## The problem
Could you print every record below exactly as it appears?

## Supplied data
--------
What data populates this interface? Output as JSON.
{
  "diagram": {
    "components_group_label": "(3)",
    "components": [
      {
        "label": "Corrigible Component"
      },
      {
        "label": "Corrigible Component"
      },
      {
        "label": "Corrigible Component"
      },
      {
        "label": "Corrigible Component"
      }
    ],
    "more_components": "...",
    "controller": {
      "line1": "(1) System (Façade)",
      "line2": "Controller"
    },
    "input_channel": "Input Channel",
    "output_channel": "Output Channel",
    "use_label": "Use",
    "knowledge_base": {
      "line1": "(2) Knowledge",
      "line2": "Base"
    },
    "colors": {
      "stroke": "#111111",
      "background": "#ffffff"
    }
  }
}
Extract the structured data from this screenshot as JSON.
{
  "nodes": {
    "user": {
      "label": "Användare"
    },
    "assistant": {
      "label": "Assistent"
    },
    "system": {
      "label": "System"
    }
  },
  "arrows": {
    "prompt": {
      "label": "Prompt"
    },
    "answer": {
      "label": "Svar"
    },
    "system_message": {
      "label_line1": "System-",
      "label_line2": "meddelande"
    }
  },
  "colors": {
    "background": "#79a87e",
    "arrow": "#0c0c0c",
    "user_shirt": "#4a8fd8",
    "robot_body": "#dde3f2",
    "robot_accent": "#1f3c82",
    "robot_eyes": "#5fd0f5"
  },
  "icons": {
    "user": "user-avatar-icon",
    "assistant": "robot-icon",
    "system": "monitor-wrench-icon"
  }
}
--------
## Written reply
What data populates this interface? Output as JSON.
{
  "diagram": {
    "components_group_label": "(3)",
    "components": [
      {
        "label": "Corrigible Component"
      },
      {
        "label": "Corrigible Component"
      },
      {
        "label": "Corrigible Component"
      },
      {
        "label": "Corrigible Component"
      }
    ],
    "more_components": "...",
    "controller": {
      "line1": "(1) System (Façade)",
      "line2": "Controller"
    },
    "input_channel": "Input Channel",
    "output_channel": "Output Channel",
    "use_label": "Use",
    "knowledge_base": {
      "line1": "(2) Knowledge",
      "line2": "Base"
    },
    "colors": {
      "stroke": "#111111",
      "background": "#ffffff"
    }
  }
}
Extract the structured data from this screenshot as JSON.
{
  "nodes": {
    "user": {
      "label": "Användare"
    },
    "assistant": {
      "label": "Assistent"
    },
    "system": {
      "label": "System"
    }
  },
  "arrows": {
    "prompt": {
      "label": "Prompt"
    },
    "answer": {
      "label": "Svar"
    },
    "system_message": {
      "label_line1": "System-",
      "label_line2": "meddelande"
    }
  },
  "colors": {
    "background": "#79a87e",
    "arrow": "#0c0c0c",
    "user_shirt": "#4a8fd8",
    "robot_body": "#dde3f2",
    "robot_accent": "#1f3c82",
    "robot_eyes": "#5fd0f5"
  },
  "icons": {
    "user": "user-avatar-icon",
    "assistant": "robot-icon",
    "system": "monitor-wrench-icon"
  }
}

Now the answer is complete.